> WORK TO BE COMPLETED
Below are the records. List every line holding the word "getAnnotation".

> TASK MATERIAL
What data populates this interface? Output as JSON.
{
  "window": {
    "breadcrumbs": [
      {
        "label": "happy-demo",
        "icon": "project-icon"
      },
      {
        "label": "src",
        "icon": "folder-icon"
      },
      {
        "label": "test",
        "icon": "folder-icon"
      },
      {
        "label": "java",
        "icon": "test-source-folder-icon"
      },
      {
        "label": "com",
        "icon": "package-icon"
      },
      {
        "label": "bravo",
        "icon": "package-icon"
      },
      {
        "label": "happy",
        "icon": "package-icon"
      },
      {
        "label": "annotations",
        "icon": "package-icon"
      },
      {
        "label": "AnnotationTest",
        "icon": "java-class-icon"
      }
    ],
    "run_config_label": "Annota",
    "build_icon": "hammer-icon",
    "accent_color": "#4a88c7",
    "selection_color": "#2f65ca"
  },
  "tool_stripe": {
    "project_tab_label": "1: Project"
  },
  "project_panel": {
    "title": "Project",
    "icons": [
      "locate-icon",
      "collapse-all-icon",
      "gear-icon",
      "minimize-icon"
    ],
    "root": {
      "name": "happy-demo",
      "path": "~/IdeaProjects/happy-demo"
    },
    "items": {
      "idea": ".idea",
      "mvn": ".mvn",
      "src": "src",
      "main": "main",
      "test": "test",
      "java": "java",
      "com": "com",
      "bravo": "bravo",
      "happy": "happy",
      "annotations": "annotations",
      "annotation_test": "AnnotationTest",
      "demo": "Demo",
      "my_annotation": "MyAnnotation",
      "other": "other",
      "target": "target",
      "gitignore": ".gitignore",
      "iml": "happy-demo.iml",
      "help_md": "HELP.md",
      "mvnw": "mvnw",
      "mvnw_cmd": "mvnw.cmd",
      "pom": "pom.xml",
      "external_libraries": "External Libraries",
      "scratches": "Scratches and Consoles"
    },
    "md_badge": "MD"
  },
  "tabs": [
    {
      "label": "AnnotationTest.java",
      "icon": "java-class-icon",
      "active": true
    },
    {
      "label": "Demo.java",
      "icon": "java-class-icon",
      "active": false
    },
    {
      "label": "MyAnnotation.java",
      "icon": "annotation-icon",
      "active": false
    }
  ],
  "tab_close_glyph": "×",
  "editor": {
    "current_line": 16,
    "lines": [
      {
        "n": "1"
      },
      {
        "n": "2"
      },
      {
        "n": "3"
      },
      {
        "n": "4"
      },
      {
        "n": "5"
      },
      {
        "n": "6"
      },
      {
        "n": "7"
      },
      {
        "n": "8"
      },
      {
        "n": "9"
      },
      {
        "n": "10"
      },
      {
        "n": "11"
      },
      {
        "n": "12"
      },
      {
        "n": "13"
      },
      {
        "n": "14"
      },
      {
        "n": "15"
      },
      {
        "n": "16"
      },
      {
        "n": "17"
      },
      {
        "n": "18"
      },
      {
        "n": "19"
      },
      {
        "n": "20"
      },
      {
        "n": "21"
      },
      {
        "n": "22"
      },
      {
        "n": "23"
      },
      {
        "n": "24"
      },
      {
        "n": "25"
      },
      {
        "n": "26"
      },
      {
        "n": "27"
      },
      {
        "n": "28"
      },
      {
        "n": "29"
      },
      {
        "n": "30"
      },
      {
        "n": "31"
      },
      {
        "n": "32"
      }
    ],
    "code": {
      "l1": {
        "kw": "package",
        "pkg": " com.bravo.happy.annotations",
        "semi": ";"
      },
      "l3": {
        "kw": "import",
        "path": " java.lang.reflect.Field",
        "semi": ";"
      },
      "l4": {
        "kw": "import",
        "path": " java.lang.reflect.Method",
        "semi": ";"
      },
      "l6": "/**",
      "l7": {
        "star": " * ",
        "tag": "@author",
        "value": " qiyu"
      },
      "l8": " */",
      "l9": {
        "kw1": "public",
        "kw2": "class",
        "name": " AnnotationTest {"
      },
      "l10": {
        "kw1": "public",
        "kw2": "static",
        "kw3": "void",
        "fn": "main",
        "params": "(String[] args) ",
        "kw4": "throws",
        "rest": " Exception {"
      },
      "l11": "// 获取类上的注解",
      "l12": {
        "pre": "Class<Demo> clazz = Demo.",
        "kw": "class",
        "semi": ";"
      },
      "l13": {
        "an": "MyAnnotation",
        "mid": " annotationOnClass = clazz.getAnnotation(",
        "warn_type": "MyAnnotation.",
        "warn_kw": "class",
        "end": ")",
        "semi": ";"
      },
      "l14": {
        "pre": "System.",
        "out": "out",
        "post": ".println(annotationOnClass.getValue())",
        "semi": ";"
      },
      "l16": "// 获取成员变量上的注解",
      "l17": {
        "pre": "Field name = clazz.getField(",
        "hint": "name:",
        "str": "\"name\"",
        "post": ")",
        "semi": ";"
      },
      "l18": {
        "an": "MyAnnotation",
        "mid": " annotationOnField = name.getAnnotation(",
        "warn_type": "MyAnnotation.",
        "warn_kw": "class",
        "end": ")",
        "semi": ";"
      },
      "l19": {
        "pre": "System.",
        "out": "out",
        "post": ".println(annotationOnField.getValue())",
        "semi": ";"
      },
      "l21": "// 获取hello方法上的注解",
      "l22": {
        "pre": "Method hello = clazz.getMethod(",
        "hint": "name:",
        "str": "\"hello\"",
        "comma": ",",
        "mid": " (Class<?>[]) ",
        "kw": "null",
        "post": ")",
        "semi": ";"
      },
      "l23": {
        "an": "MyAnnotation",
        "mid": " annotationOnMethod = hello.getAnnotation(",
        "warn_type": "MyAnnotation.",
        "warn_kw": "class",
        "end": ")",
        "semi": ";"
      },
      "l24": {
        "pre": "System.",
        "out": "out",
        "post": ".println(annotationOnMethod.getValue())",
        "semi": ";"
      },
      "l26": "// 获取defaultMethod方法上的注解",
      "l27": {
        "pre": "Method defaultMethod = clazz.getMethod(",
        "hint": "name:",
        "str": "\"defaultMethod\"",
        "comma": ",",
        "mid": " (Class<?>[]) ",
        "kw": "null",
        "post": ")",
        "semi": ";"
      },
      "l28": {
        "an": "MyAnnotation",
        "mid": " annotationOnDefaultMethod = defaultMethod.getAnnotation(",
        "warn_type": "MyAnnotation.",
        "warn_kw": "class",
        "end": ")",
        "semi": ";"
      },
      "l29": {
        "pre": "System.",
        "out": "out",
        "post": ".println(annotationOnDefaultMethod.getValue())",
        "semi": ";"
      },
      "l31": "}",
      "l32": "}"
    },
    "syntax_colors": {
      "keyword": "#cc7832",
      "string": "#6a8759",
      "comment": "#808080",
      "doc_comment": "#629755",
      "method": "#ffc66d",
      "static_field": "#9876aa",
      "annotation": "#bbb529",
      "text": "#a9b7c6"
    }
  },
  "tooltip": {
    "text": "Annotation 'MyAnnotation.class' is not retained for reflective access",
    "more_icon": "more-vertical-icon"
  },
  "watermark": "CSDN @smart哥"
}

> EXPECTED ANSWER
        "mid": " annotationOnClass = clazz.getAnnotation(",
        "mid": " annotationOnField = name.getAnnotation(",
        "mid": " annotationOnMethod = hello.getAnnotation(",
        "mid": " annotationOnDefaultMethod = defaultMethod.getAnnotation(",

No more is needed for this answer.